Print all the records exactly, please.

Saved data entries
Begin

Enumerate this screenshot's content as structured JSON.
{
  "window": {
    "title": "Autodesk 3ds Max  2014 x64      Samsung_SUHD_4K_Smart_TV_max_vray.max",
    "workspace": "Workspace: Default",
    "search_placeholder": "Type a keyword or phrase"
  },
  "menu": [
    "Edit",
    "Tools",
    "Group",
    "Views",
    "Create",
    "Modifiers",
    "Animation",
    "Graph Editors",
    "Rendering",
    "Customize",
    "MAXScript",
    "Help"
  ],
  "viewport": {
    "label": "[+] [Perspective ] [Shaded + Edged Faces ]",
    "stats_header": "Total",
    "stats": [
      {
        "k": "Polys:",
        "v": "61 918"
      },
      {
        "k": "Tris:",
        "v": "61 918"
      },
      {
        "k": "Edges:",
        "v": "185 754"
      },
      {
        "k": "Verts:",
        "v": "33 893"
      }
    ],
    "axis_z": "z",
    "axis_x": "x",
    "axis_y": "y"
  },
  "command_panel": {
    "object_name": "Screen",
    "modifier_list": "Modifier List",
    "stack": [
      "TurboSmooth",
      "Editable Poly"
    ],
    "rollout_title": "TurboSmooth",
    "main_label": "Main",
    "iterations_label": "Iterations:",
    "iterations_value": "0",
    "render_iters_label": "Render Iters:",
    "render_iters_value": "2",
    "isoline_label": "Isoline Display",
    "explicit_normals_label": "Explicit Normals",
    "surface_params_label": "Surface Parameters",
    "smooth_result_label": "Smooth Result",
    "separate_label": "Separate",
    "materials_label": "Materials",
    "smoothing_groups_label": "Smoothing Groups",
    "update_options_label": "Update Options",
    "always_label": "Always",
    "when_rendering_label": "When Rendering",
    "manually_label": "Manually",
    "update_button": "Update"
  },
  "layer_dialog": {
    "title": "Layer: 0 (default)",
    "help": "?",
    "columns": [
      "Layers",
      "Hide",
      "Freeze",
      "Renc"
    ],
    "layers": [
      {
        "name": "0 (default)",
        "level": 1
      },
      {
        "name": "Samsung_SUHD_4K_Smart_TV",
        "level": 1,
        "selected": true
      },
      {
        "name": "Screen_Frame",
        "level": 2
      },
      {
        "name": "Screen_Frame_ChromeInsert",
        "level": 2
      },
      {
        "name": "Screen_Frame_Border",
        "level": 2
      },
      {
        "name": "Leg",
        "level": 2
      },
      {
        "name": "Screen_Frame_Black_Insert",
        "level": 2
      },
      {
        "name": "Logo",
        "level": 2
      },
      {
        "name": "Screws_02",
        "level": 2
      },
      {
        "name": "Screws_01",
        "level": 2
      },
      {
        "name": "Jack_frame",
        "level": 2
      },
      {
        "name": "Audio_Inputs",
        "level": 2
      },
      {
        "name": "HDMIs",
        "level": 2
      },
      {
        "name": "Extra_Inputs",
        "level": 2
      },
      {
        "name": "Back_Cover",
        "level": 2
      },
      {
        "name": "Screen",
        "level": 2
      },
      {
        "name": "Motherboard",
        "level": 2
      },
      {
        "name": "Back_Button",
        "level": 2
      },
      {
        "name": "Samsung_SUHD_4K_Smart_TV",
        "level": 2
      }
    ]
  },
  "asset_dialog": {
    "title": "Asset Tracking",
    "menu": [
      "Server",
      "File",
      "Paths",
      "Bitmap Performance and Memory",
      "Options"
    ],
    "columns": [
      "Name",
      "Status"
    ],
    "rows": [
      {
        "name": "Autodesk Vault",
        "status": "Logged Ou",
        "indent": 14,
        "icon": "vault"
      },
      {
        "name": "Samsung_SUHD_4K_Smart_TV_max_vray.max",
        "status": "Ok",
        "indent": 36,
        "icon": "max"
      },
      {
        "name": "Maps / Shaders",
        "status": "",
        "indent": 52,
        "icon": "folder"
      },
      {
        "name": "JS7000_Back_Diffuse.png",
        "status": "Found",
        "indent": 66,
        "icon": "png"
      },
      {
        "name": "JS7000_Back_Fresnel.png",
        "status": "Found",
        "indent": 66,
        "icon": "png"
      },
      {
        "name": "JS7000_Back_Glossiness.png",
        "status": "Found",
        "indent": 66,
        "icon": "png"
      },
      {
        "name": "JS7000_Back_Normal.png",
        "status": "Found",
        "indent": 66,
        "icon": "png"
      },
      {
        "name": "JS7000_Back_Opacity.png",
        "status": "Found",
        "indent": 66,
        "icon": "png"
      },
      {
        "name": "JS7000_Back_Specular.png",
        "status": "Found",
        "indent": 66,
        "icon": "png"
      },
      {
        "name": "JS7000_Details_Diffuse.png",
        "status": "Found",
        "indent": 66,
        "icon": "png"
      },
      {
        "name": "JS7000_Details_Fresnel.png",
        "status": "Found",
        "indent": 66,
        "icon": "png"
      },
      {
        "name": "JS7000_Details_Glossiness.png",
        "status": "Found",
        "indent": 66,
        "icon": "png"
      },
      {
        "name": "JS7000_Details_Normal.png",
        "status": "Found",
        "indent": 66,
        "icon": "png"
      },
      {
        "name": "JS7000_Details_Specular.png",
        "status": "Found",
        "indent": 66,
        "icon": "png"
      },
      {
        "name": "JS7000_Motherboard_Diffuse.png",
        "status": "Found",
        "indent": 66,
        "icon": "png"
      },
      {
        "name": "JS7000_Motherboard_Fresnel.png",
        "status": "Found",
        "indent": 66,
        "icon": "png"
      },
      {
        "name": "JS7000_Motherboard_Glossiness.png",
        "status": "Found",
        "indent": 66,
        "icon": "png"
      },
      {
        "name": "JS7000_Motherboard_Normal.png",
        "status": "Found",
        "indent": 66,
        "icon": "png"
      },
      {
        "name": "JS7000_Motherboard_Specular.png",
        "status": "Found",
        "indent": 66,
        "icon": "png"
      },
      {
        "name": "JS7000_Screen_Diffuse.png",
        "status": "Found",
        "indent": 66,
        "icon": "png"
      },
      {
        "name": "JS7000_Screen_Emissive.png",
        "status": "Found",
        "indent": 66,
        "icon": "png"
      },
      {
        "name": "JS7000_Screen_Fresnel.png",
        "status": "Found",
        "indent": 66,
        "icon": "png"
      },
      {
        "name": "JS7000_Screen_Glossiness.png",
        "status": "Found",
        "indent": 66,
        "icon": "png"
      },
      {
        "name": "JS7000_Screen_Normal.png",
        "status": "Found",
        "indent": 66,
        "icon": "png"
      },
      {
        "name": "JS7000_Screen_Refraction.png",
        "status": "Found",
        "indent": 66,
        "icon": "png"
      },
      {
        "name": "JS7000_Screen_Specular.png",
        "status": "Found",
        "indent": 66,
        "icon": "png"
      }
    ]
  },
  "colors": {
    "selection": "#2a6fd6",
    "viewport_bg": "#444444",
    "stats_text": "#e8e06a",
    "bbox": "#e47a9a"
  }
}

End

• **THE OUTPUT**:
Enumerate this screenshot's content as structured JSON.
{
  "window": {
    "title": "Autodesk 3ds Max  2014 x64      Samsung_SUHD_4K_Smart_TV_max_vray.max",
    "workspace": "Workspace: Default",
    "search_placeholder": "Type a keyword or phrase"
  },
  "menu": [
    "Edit",
    "Tools",
    "Group",
    "Views",
    "Create",
    "Modifiers",
    "Animation",
    "Graph Editors",
    "Rendering",
    "Customize",
    "MAXScript",
    "Help"
  ],
  "viewport": {
    "label": "[+] [Perspective ] [Shaded + Edged Faces ]",
    "stats_header": "Total",
    "stats": [
      {
        "k": "Polys:",
        "v": "61 918"
      },
      {
        "k": "Tris:",
        "v": "61 918"
      },
      {
        "k": "Edges:",
        "v": "185 754"
      },
      {
        "k": "Verts:",
        "v": "33 893"
      }
    ],
    "axis_z": "z",
    "axis_x": "x",
    "axis_y": "y"
  },
  "command_panel": {
    "object_name": "Screen",
    "modifier_list": "Modifier List",
    "stack": [
      "TurboSmooth",
      "Editable Poly"
    ],
    "rollout_title": "TurboSmooth",
    "main_label": "Main",
    "iterations_label": "Iterations:",
    "iterations_value": "0",
    "render_iters_label": "Render Iters:",
    "render_iters_value": "2",
    "isoline_label": "Isoline Display",
    "explicit_normals_label": "Explicit Normals",
    "surface_params_label": "Surface Parameters",
    "smooth_result_label": "Smooth Result",
    "separate_label": "Separate",
    "materials_label": "Materials",
    "smoothing_groups_label": "Smoothing Groups",
    "update_options_label": "Update Options",
    "always_label": "Always",
    "when_rendering_label": "When Rendering",
    "manually_label": "Manually",
    "update_button": "Update"
  },
  "layer_dialog": {
    "title": "Layer: 0 (default)",
    "help": "?",
    "columns": [
      "Layers",
      "Hide",
      "Freeze",
      "Renc"
    ],
    "layers": [
      {
        "name": "0 (default)",
        "level": 1
      },
      {
        "name": "Samsung_SUHD_4K_Smart_TV",
        "level": 1,
        "selected": true
      },
      {
        "name": "Screen_Frame",
        "level": 2
      },
      {
        "name": "Screen_Frame_ChromeInsert",
        "level": 2
      },
      {
        "name": "Screen_Frame_Border",
        "level": 2
      },
      {
        "name": "Leg",
        "level": 2
      },
      {
        "name": "Screen_Frame_Black_Insert",
        "level": 2
      },
      {
        "name": "Logo",
        "level": 2
      },
      {
        "name": "Screws_02",
        "level": 2
      },
      {
        "name": "Screws_01",
        "level": 2
      },
      {
        "name": "Jack_frame",
        "level": 2
      },
      {
        "name": "Audio_Inputs",
        "level": 2
      },
      {
        "name": "HDMIs",
        "level": 2
      },
      {
        "name": "Extra_Inputs",
        "level": 2
      },
      {
        "name": "Back_Cover",
        "level": 2
      },
      {
        "name": "Screen",
        "level": 2
      },
      {
        "name": "Motherboard",
        "level": 2
      },
      {
        "name": "Back_Button",
        "level": 2
      },
      {
        "name": "Samsung_SUHD_4K_Smart_TV",
        "level": 2
      }
    ]
  },
  "asset_dialog": {
    "title": "Asset Tracking",
    "menu": [
      "Server",
      "File",
      "Paths",
      "Bitmap Performance and Memory",
      "Options"
    ],
    "columns": [
      "Name",
      "Status"
    ],
    "rows": [
      {
        "name": "Autodesk Vault",
        "status": "Logged Ou",
        "indent": 14,
        "icon": "vault"
      },
      {
        "name": "Samsung_SUHD_4K_Smart_TV_max_vray.max",
        "status": "Ok",
        "indent": 36,
        "icon": "max"
      },
      {
        "name": "Maps / Shaders",
        "status": "",
        "indent": 52,
        "icon": "folder"
      },
      {
        "name": "JS7000_Back_Diffuse.png",
        "status": "Found",
        "indent": 66,
        "icon": "png"
      },
      {
        "name": "JS7000_Back_Fresnel.png",
        "status": "Found",
        "indent": 66,
        "icon": "png"
      },
      {
        "name": "JS7000_Back_Glossiness.png",
        "status": "Found",
        "indent": 66,
        "icon": "png"
      },
      {
        "name": "JS7000_Back_Normal.png",
        "status": "Found",
        "indent": 66,
        "icon": "png"
      },
      {
        "name": "JS7000_Back_Opacity.png",
        "status": "Found",
        "indent": 66,
        "icon": "png"
      },
      {
        "name": "JS7000_Back_Specular.png",
        "status": "Found",
        "indent": 66,
        "icon": "png"
      },
      {
        "name": "JS7000_Details_Diffuse.png",
        "status": "Found",
        "indent": 66,
        "icon": "png"
      },
      {
        "name": "JS7000_Details_Fresnel.png",
        "status": "Found",
        "indent": 66,
        "icon": "png"
      },
      {
        "name": "JS7000_Details_Glossiness.png",
        "status": "Found",
        "indent": 66,
        "icon": "png"
      },
      {
        "name": "JS7000_Details_Normal.png",
        "status": "Found",
        "indent": 66,
        "icon": "png"
      },
      {
        "name": "JS7000_Details_Specular.png",
        "status": "Found",
        "indent": 66,
        "icon": "png"
      },
      {
        "name": "JS7000_Motherboard_Diffuse.png",
        "status": "Found",
        "indent": 66,
        "icon": "png"
      },
      {
        "name": "JS7000_Motherboard_Fresnel.png",
        "status": "Found",
        "indent": 66,
        "icon": "png"
      },
      {
        "name": "JS7000_Motherboard_Glossiness.png",
        "status": "Found",
        "indent": 66,
        "icon": "png"
      },
      {
        "name": "JS7000_Motherboard_Normal.png",
        "status": "Found",
        "indent": 66,
        "icon": "png"
      },
      {
        "name": "JS7000_Motherboard_Specular.png",
        "status": "Found",
        "indent": 66,
        "icon": "png"
      },
      {
        "name": "JS7000_Screen_Diffuse.png",
        "status": "Found",
        "indent": 66,
        "icon": "png"
      },
      {
        "name": "JS7000_Screen_Emissive.png",
        "status": "Found",
        "indent": 66,
        "icon": "png"
      },
      {
        "name": "JS7000_Screen_Fresnel.png",
        "status": "Found",
        "indent": 66,
        "icon": "png"
      },
      {
        "name": "JS7000_Screen_Glossiness.png",
        "status": "Found",
        "indent": 66,
        "icon": "png"
      },
      {
        "name": "JS7000_Screen_Normal.png",
        "status": "Found",
        "indent": 66,
        "icon": "png"
      },
      {
        "name": "JS7000_Screen_Refraction.png",
        "status": "Found",
        "indent": 66,
        "icon": "png"
      },
      {
        "name": "JS7000_Screen_Specular.png",
        "status": "Found",
        "indent": 66,
        "icon": "png"
      }
    ]
  },
  "colors": {
    "selection": "#2a6fd6",
    "viewport_bg": "#444444",
    "stats_text": "#e8e06a",
    "bbox": "#e47a9a"
  }
}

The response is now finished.